**THE RECORDS**
· · ·

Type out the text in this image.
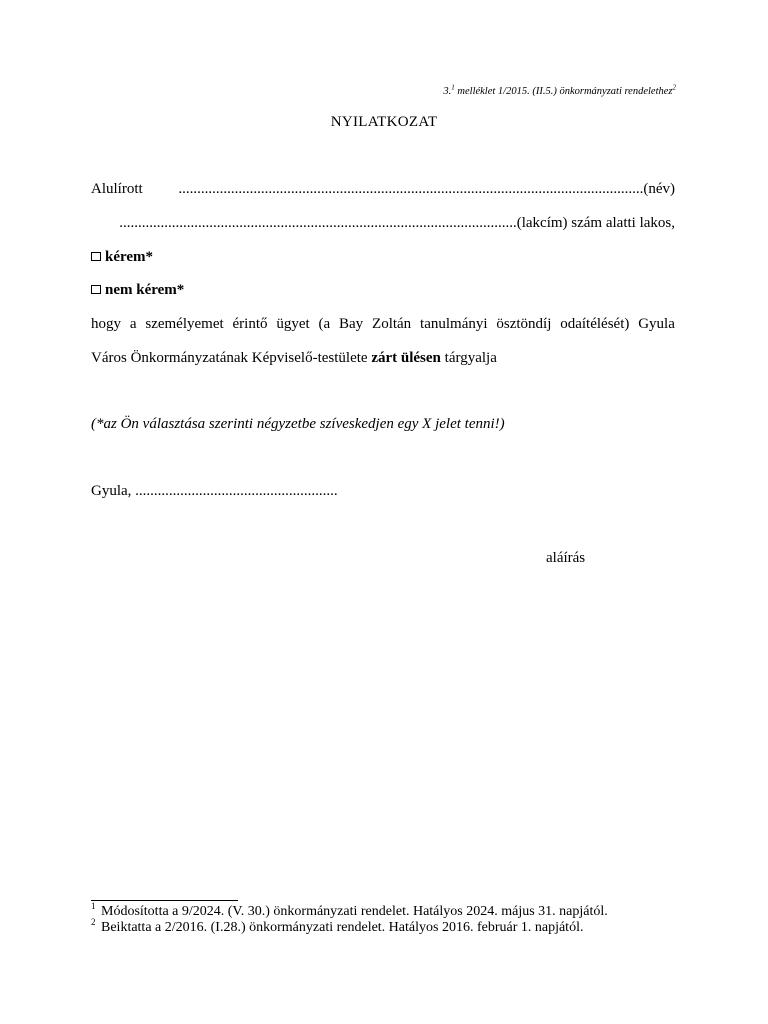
3.$^1$ melléklet 1/2015. (II.5.) önkormányzati rendelethez$^2$
NYILATKOZAT
Alulírott ............................................................................................................................(név)
..........................................................................................................(lakcím) szám alatti lakos,
kérem*
nem kérem*
hogy a személyemet érintő ügyet (a Bay Zoltán tanulmányi ösztöndíj odaítélését) Gyula
Város Önkormányzatának Képviselő-testülete zárt ülésen tárgyalja
(*az Ön választása szerinti négyzetbe szíveskedjen egy X jelet tenni!)
Gyula, ......................................................
aláírás
$^1$ Módosította a 9/2024. (V. 30.) önkormányzati rendelet. Hatályos 2024. május 31. napjától.
$^2$ Beiktatta a 2/2016. (I.28.) önkormányzati rendelet. Hatályos 2016. február 1. napjától.
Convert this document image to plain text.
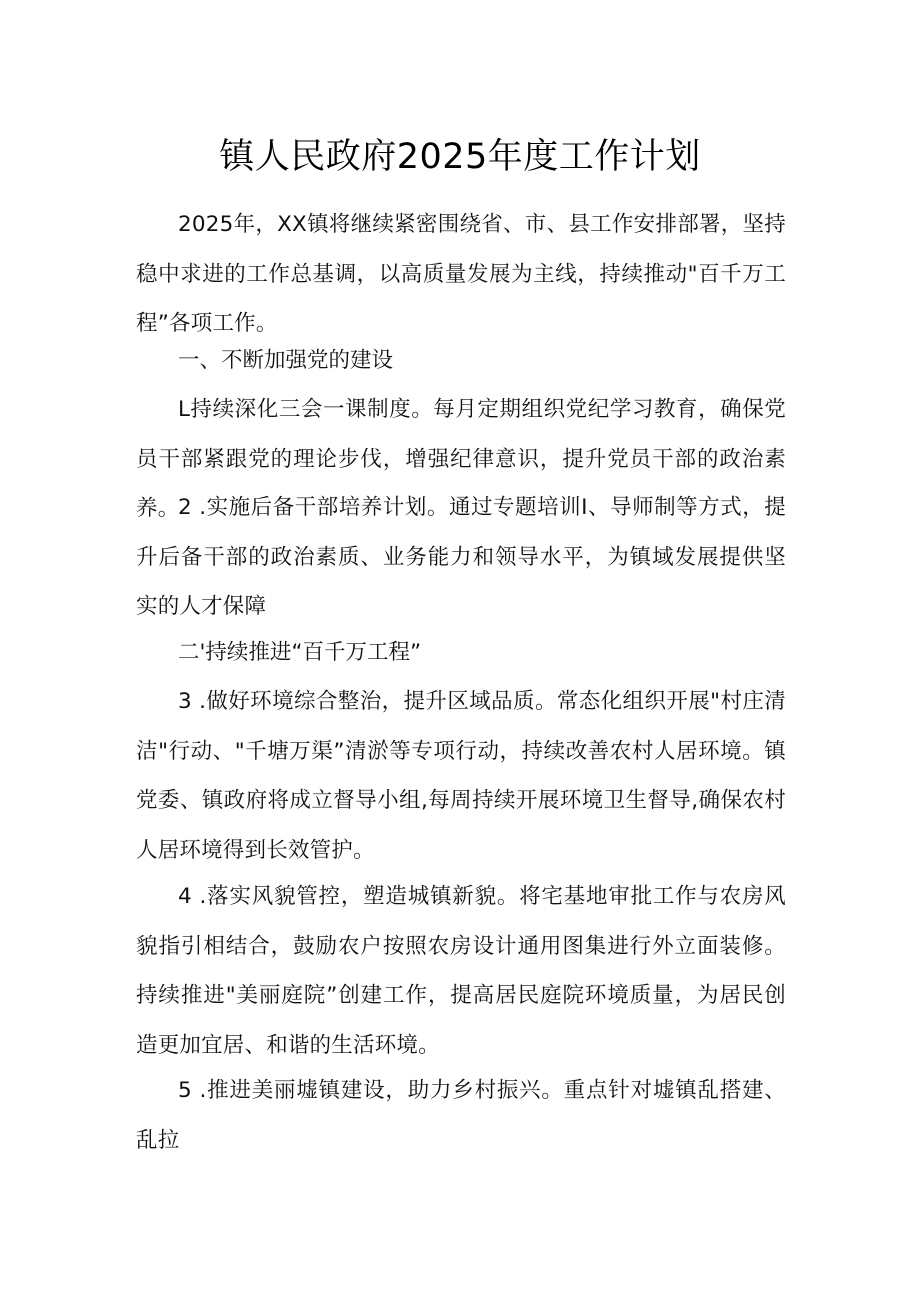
镇人民政府2025年度工作计划

2025年，XX镇将继续紧密围绕省、市、县工作安排部署，坚持稳中求进的工作总基调，以高质量发展为主线，持续推动"百千万工程”各项工作。

一、不断加强党的建设

L持续深化三会一课制度。每月定期组织党纪学习教育，确保党员干部紧跟党的理论步伐，增强纪律意识，提升党员干部的政治素养。

2 .实施后备干部培养计划。通过专题培训I、导师制等方式，提升后备干部的政治素质、业务能力和领导水平，为镇域发展提供坚实的人才保障

二'持续推进“百千万工程”

3 .做好环境综合整治，提升区域品质。常态化组织开展"村庄清洁"行动、"千塘万渠”清淤等专项行动，持续改善农村人居环境。镇党委、镇政府将成立督导小组,每周持续开展环境卫生督导,确保农村人居环境得到长效管护。

4 .落实风貌管控，塑造城镇新貌。将宅基地审批工作与农房风貌指引相结合，鼓励农户按照农房设计通用图集进行外立面装修。持续推进"美丽庭院”创建工作，提高居民庭院环境质量，为居民创造更加宜居、和谐的生活环境。

5 .推进美丽墟镇建设，助力乡村振兴。重点针对墟镇乱搭建、乱拉
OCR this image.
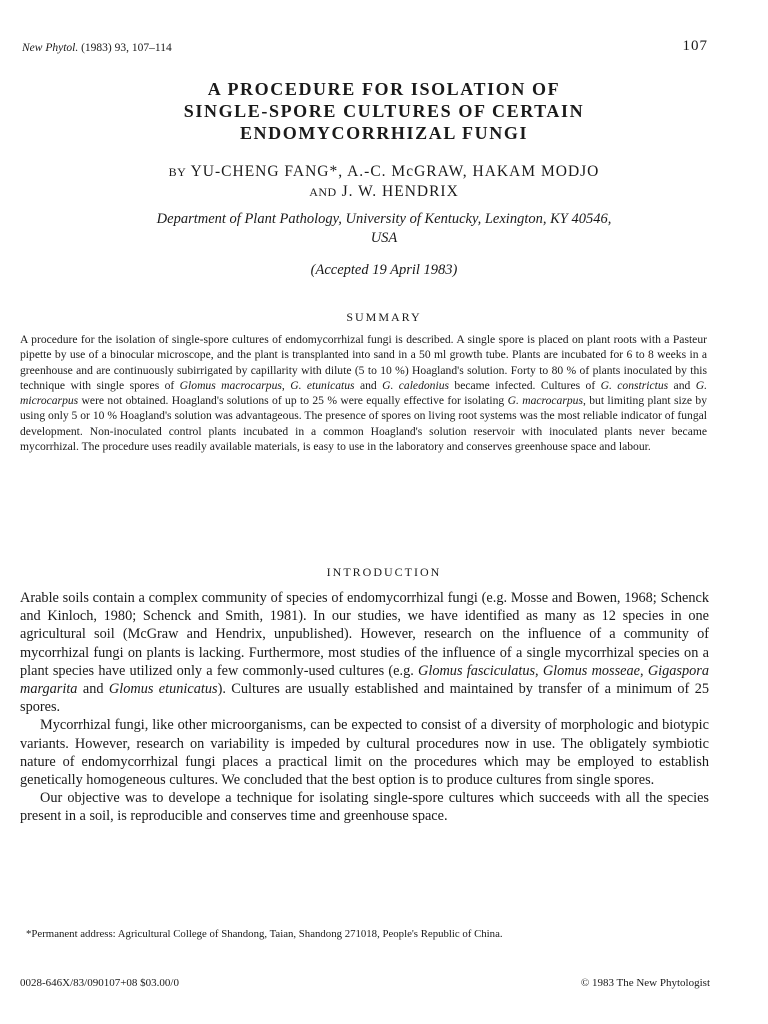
New Phytol. (1983) 93, 107–114	107
A PROCEDURE FOR ISOLATION OF
SINGLE-SPORE CULTURES OF CERTAIN
ENDOMYCORRHIZAL FUNGI
BY YU-CHENG FANG*, A.-C. McGRAW, HAKAM MODJO
AND J. W. HENDRIX
Department of Plant Pathology, University of Kentucky, Lexington, KY 40546,
USA
(Accepted 19 April 1983)
SUMMARY

A procedure for the isolation of single-spore cultures of endomycorrhizal fungi is described. A single spore is placed on plant roots with a Pasteur pipette by use of a binocular microscope, and the plant is transplanted into sand in a 50 ml growth tube. Plants are incubated for 6 to 8 weeks in a greenhouse and are continuously subirrigated by capillarity with dilute (5 to 10 %) Hoagland's solution. Forty to 80 % of plants inoculated by this technique with single spores of Glomus macrocarpus, G. etunicatus and G. caledonius became infected. Cultures of G. constrictus and G. microcarpus were not obtained. Hoagland's solutions of up to 25 % were equally effective for isolating G. macrocarpus, but limiting plant size by using only 5 or 10 % Hoagland's solution was advantageous. The presence of spores on living root systems was the most reliable indicator of fungal development. Non-inoculated control plants incubated in a common Hoagland's solution reservoir with inoculated plants never became mycorrhizal. The procedure uses readily available materials, is easy to use in the laboratory and conserves greenhouse space and labour.

INTRODUCTION

Arable soils contain a complex community of species of endomycorrhizal fungi (e.g. Mosse and Bowen, 1968; Schenck and Kinloch, 1980; Schenck and Smith, 1981). In our studies, we have identified as many as 12 species in one agricultural soil (McGraw and Hendrix, unpublished). However, research on the influence of a community of mycorrhizal fungi on plants is lacking. Furthermore, most studies of the influence of a single mycorrhizal species on a plant species have utilized only a few commonly-used cultures (e.g. Glomus fasciculatus, Glomus mosseae, Gigaspora margarita and Glomus etunicatus). Cultures are usually established and maintained by transfer of a minimum of 25 spores.

Mycorrhizal fungi, like other microorganisms, can be expected to consist of a diversity of morphologic and biotypic variants. However, research on variability is impeded by cultural procedures now in use. The obligately symbiotic nature of endomycorrhizal fungi places a practical limit on the procedures which may be employed to establish genetically homogeneous cultures. We concluded that the best option is to produce cultures from single spores.

Our objective was to develope a technique for isolating single-spore cultures which succeeds with all the species present in a soil, is reproducible and conserves time and greenhouse space.

*Permanent address: Agricultural College of Shandong, Taian, Shandong 271018, People's Republic of China.
0028-646X/83/090107+08 $03.00/0	© 1983 The New Phytologist
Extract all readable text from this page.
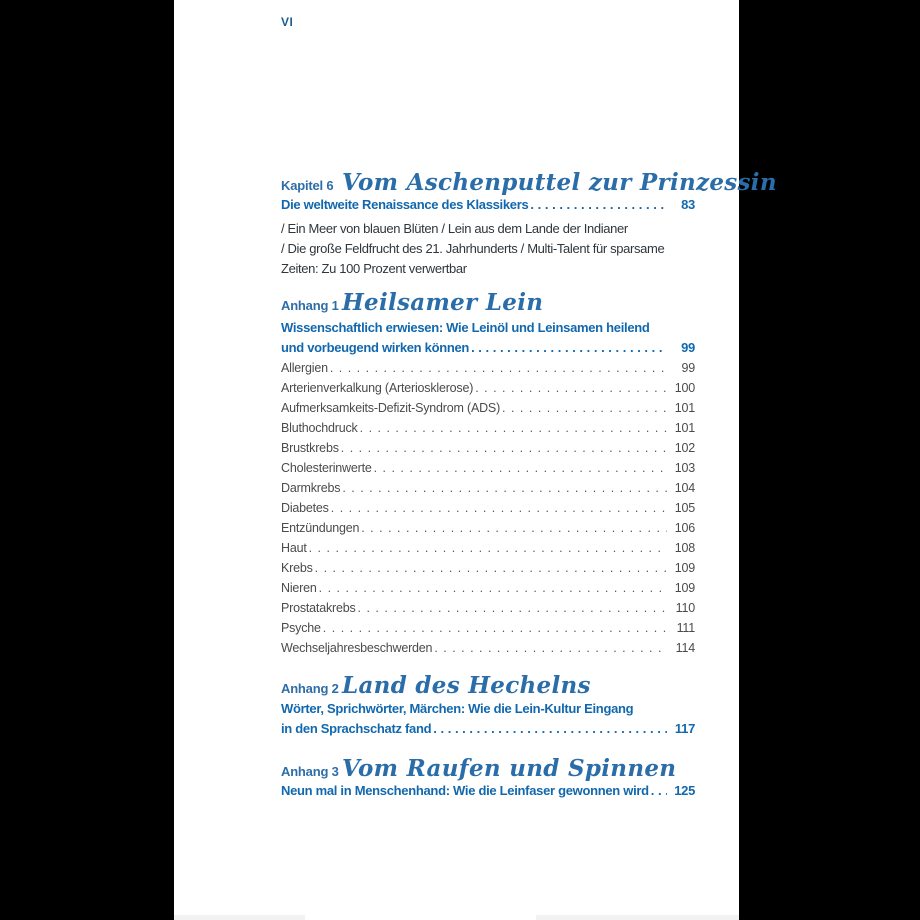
VI
Kapitel 6 Vom Aschenputtel zur Prinzessin
Die weltweite Renaissance des Klassikers . . .	83
/ Ein Meer von blauen Blüten / Lein aus dem Lande der Indianer
/ Die große Feldfrucht des 21. Jahrhunderts / Multi-Talent für sparsame
Zeiten: Zu 100 Prozent verwertbar
Anhang 1 Heilsamer Lein
Wissenschaftlich erwiesen: Wie Leinöl und Leinsamen heilend
und vorbeugend wirken können . . .	99
Allergien . . .	99
Arterienverkalkung (Arteriosklerose) . . .	100
Aufmerksamkeits-Defizit-Syndrom (ADS) . . .	101
Bluthochdruck . . .	101
Brustkrebs . . .	102
Cholesterinwerte . . .	103
Darmkrebs . . .	104
Diabetes . . .	105
Entzündungen . . .	106
Haut . . .	108
Krebs . . .	109
Nieren . . .	109
Prostatakrebs . . .	110
Psyche . . .	111
Wechseljahresbeschwerden . . .	114
Anhang 2 Land des Hechelns
Wörter, Sprichwörter, Märchen: Wie die Lein-Kultur Eingang
in den Sprachschatz fand . . .	117
Anhang 3 Vom Raufen und Spinnen
Neun mal in Menschenhand: Wie die Leinfaser gewonnen wird . . . 125
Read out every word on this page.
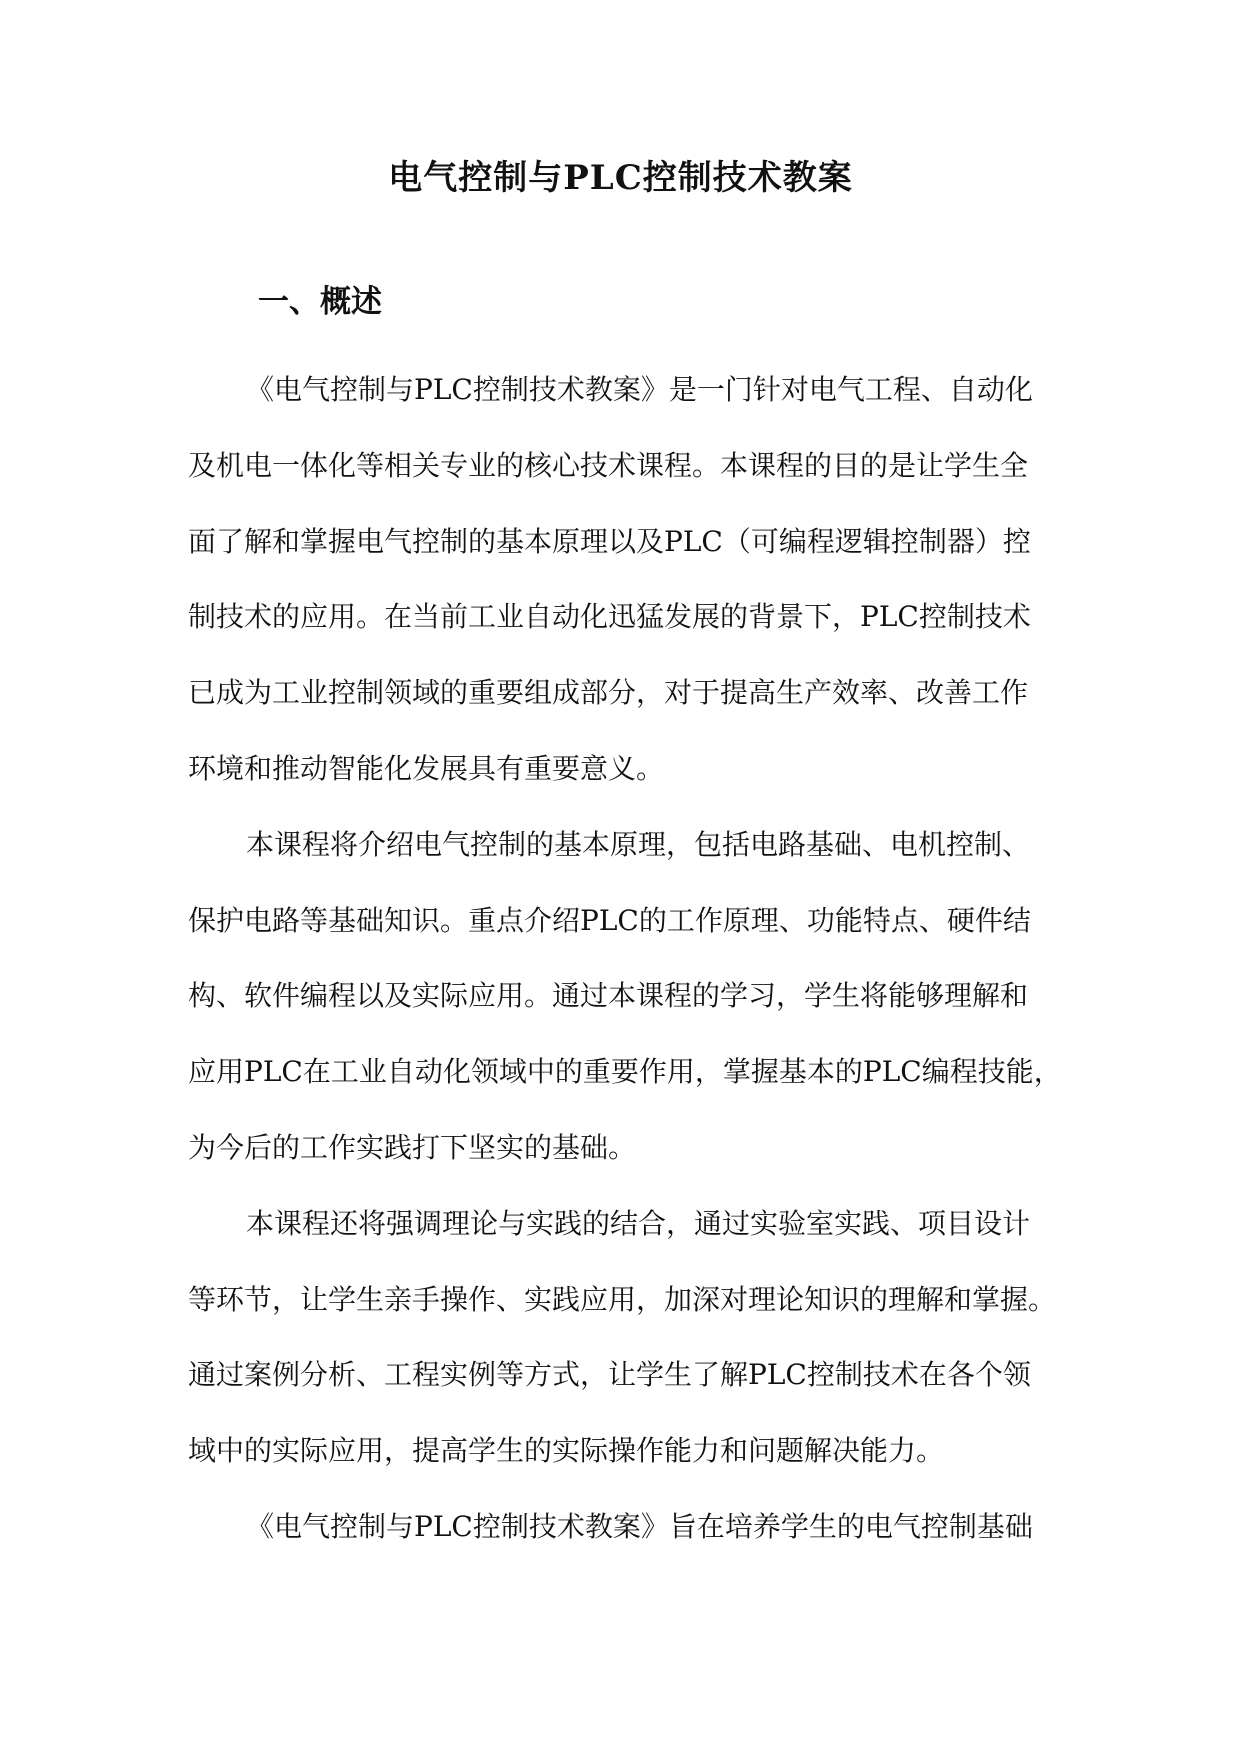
电气控制与PLC控制技术教案
一、概述
《电气控制与PLC控制技术教案》是一门针对电气工程、自动化
及机电一体化等相关专业的核心技术课程。本课程的目的是让学生全
面了解和掌握电气控制的基本原理以及PLC（可编程逻辑控制器）控
制技术的应用。在当前工业自动化迅猛发展的背景下，PLC控制技术
已成为工业控制领域的重要组成部分，对于提高生产效率、改善工作
环境和推动智能化发展具有重要意义。
本课程将介绍电气控制的基本原理，包括电路基础、电机控制、
保护电路等基础知识。重点介绍PLC的工作原理、功能特点、硬件结
构、软件编程以及实际应用。通过本课程的学习，学生将能够理解和
应用PLC在工业自动化领域中的重要作用，掌握基本的PLC编程技能，
为今后的工作实践打下坚实的基础。
本课程还将强调理论与实践的结合，通过实验室实践、项目设计
等环节，让学生亲手操作、实践应用，加深对理论知识的理解和掌握。
通过案例分析、工程实例等方式，让学生了解PLC控制技术在各个领
域中的实际应用，提高学生的实际操作能力和问题解决能力。
《电气控制与PLC控制技术教案》旨在培养学生的电气控制基础
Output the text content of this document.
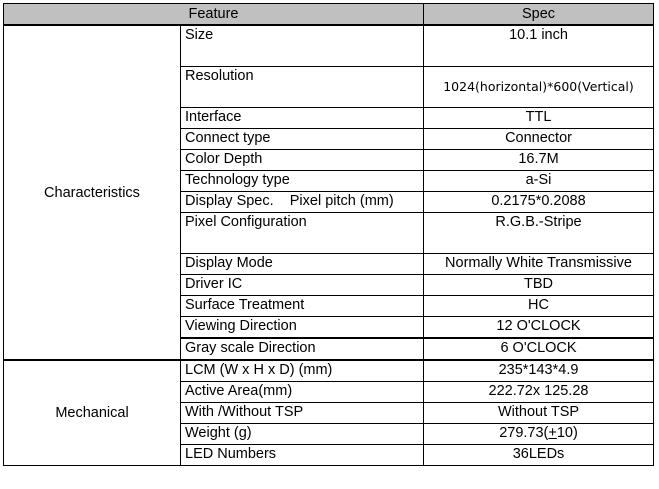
Feature		Spec
Characteristics	Size	10.1 inch
	Resolution	1024(horizontal)*600(Vertical)
	Interface	TTL
	Connect type	Connector
	Color Depth	16.7M
	Technology type	a-Si
	Display Spec.    Pixel pitch (mm)	0.2175*0.2088
	Pixel Configuration	R.G.B.-Stripe
	Display Mode	Normally White Transmissive
	Driver IC	TBD
	Surface Treatment	HC
	Viewing Direction	12 O'CLOCK
	Gray scale Direction	6 O'CLOCK
Mechanical	LCM (W x H x D) (mm)	235*143*4.9
	Active Area(mm)	222.72x 125.28
	With /Without TSP	Without TSP
	Weight (g)	279.73(+10)
	LED Numbers	36LEDs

· · ·

**DIRECTIVE**
Go through the material above and copy each line that has the word "Gyula".

**CORRECT RESULT**
hogy a személyemet érintő ügyet (a Bay Zoltán tanulmányi ösztöndíj odaítélését) Gyula
Gyula, ......................................................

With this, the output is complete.